### Task statement:
Extract each of the lines below word for word, leaving every character unchanged.

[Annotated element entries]
=-=-=-=-=
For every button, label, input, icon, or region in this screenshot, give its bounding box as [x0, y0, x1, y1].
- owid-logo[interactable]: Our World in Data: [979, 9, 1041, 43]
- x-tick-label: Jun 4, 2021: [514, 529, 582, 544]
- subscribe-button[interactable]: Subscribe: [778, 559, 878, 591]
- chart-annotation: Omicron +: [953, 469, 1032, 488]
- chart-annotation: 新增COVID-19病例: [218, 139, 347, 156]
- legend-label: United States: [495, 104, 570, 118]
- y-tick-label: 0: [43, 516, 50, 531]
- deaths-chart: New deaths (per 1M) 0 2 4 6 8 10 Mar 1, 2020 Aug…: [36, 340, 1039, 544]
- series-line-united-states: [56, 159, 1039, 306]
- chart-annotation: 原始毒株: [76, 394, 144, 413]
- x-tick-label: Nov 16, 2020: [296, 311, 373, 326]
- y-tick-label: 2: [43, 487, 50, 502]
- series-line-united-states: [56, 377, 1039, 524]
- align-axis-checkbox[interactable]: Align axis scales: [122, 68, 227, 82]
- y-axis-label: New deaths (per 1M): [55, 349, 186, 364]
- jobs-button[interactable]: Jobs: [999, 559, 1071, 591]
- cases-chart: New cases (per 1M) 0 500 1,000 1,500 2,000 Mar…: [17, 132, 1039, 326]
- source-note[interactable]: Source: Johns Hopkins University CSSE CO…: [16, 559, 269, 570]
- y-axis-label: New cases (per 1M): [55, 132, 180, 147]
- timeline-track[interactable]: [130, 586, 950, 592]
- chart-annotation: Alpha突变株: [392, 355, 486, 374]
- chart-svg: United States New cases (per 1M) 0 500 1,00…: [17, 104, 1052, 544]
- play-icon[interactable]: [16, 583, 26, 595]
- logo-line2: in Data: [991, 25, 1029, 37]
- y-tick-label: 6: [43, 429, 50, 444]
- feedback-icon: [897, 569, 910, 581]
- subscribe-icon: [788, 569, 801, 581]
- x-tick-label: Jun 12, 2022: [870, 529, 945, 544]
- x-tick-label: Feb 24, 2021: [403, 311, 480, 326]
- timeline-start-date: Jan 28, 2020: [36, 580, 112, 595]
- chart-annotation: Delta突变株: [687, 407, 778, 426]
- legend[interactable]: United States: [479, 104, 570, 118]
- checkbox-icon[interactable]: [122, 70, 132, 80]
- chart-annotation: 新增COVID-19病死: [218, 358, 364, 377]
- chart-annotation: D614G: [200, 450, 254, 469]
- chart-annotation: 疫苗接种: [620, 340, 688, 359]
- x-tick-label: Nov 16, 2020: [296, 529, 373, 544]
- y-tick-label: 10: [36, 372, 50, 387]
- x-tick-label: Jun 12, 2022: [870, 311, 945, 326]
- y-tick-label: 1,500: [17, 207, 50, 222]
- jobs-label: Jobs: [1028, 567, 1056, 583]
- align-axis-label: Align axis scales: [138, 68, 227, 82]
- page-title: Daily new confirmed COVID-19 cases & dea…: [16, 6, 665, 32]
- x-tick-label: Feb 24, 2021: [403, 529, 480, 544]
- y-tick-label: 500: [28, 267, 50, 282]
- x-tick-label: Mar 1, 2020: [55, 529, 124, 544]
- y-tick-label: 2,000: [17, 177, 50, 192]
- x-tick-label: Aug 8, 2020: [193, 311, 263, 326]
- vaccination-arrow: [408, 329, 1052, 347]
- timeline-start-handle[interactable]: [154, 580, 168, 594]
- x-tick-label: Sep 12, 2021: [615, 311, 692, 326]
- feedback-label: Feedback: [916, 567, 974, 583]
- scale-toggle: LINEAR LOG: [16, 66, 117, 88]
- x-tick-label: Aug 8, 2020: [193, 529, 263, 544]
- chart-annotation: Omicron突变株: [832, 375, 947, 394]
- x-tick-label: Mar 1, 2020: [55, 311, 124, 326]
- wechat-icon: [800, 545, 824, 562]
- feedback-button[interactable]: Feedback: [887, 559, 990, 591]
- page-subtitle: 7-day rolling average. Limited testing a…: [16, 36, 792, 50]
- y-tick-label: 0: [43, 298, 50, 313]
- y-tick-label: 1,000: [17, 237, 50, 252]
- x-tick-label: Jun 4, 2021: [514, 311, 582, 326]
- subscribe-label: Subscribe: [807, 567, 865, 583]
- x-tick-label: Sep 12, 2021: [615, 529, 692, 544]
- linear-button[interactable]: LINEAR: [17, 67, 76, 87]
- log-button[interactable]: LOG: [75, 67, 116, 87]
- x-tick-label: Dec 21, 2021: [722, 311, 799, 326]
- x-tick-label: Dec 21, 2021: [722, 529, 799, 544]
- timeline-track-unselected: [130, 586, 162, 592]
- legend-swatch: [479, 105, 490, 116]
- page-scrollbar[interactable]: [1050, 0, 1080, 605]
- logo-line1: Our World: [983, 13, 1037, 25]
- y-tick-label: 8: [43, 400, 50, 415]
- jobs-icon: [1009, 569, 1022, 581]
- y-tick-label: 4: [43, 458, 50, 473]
=-=-=-=-=
### Worked solution:
For every button, label, input, icon, or region in this screenshot, give its bounding box as [x0, y0, x1, y1].
- owid-logo[interactable]: Our World in Data: [979, 9, 1041, 43]
- x-tick-label: Jun 4, 2021: [514, 529, 582, 544]
- subscribe-button[interactable]: Subscribe: [778, 559, 878, 591]
- chart-annotation: Omicron +: [953, 469, 1032, 488]
- chart-annotation: 新增COVID-19病例: [218, 139, 347, 156]
- legend-label: United States: [495, 104, 570, 118]
- y-tick-label: 0: [43, 516, 50, 531]
- deaths-chart: New deaths (per 1M) 0 2 4 6 8 10 Mar 1, 2020 Aug…: [36, 340, 1039, 544]
- series-line-united-states: [56, 159, 1039, 306]
- chart-annotation: 原始毒株: [76, 394, 144, 413]
- x-tick-label: Nov 16, 2020: [296, 311, 373, 326]
- y-tick-label: 2: [43, 487, 50, 502]
- series-line-united-states: [56, 377, 1039, 524]
- align-axis-checkbox[interactable]: Align axis scales: [122, 68, 227, 82]
- y-axis-label: New deaths (per 1M): [55, 349, 186, 364]
- jobs-button[interactable]: Jobs: [999, 559, 1071, 591]
- cases-chart: New cases (per 1M) 0 500 1,000 1,500 2,000 Mar…: [17, 132, 1039, 326]
- source-note[interactable]: Source: Johns Hopkins University CSSE CO…: [16, 559, 269, 570]
- y-axis-label: New cases (per 1M): [55, 132, 180, 147]
- timeline-track[interactable]: [130, 586, 950, 592]
- chart-annotation: Alpha突变株: [392, 355, 486, 374]
- chart-svg: United States New cases (per 1M) 0 500 1,00…: [17, 104, 1052, 544]
- play-icon[interactable]: [16, 583, 26, 595]
- logo-line2: in Data: [991, 25, 1029, 37]
- y-tick-label: 6: [43, 429, 50, 444]
- feedback-icon: [897, 569, 910, 581]
- subscribe-icon: [788, 569, 801, 581]
- x-tick-label: Jun 12, 2022: [870, 529, 945, 544]
- x-tick-label: Feb 24, 2021: [403, 311, 480, 326]
- timeline-start-date: Jan 28, 2020: [36, 580, 112, 595]
- chart-annotation: Delta突变株: [687, 407, 778, 426]
- legend[interactable]: United States: [479, 104, 570, 118]
- checkbox-icon[interactable]: [122, 70, 132, 80]
- chart-annotation: 新增COVID-19病死: [218, 358, 364, 377]
- chart-annotation: D614G: [200, 450, 254, 469]
- chart-annotation: 疫苗接种: [620, 340, 688, 359]
- x-tick-label: Nov 16, 2020: [296, 529, 373, 544]
- y-tick-label: 10: [36, 372, 50, 387]
- x-tick-label: Jun 12, 2022: [870, 311, 945, 326]
- y-tick-label: 1,500: [17, 207, 50, 222]
- jobs-label: Jobs: [1028, 567, 1056, 583]
- align-axis-label: Align axis scales: [138, 68, 227, 82]
- page-title: Daily new confirmed COVID-19 cases & dea…: [16, 6, 665, 32]
- x-tick-label: Feb 24, 2021: [403, 529, 480, 544]
- y-tick-label: 500: [28, 267, 50, 282]
- x-tick-label: Mar 1, 2020: [55, 529, 124, 544]
- y-tick-label: 2,000: [17, 177, 50, 192]
- x-tick-label: Aug 8, 2020: [193, 311, 263, 326]
- vaccination-arrow: [408, 329, 1052, 347]
- timeline-start-handle[interactable]: [154, 580, 168, 594]
- x-tick-label: Sep 12, 2021: [615, 311, 692, 326]
- feedback-label: Feedback: [916, 567, 974, 583]
- scale-toggle: LINEAR LOG: [16, 66, 117, 88]
- x-tick-label: Aug 8, 2020: [193, 529, 263, 544]
- chart-annotation: Omicron突变株: [832, 375, 947, 394]
- x-tick-label: Mar 1, 2020: [55, 311, 124, 326]
- wechat-icon: [800, 545, 824, 562]
- feedback-button[interactable]: Feedback: [887, 559, 990, 591]
- page-subtitle: 7-day rolling average. Limited testing a…: [16, 36, 792, 50]
- y-tick-label: 0: [43, 298, 50, 313]
- y-tick-label: 1,000: [17, 237, 50, 252]
- x-tick-label: Jun 4, 2021: [514, 311, 582, 326]
- subscribe-label: Subscribe: [807, 567, 865, 583]
- x-tick-label: Sep 12, 2021: [615, 529, 692, 544]
- linear-button[interactable]: LINEAR: [17, 67, 76, 87]
- log-button[interactable]: LOG: [75, 67, 116, 87]
- x-tick-label: Dec 21, 2021: [722, 311, 799, 326]
- x-tick-label: Dec 21, 2021: [722, 529, 799, 544]
- timeline-track-unselected: [130, 586, 162, 592]
- legend-swatch: [479, 105, 490, 116]
- page-scrollbar[interactable]: [1050, 0, 1080, 605]
- logo-line1: Our World: [983, 13, 1037, 25]
- y-tick-label: 8: [43, 400, 50, 415]
- jobs-icon: [1009, 569, 1022, 581]
- y-tick-label: 4: [43, 458, 50, 473]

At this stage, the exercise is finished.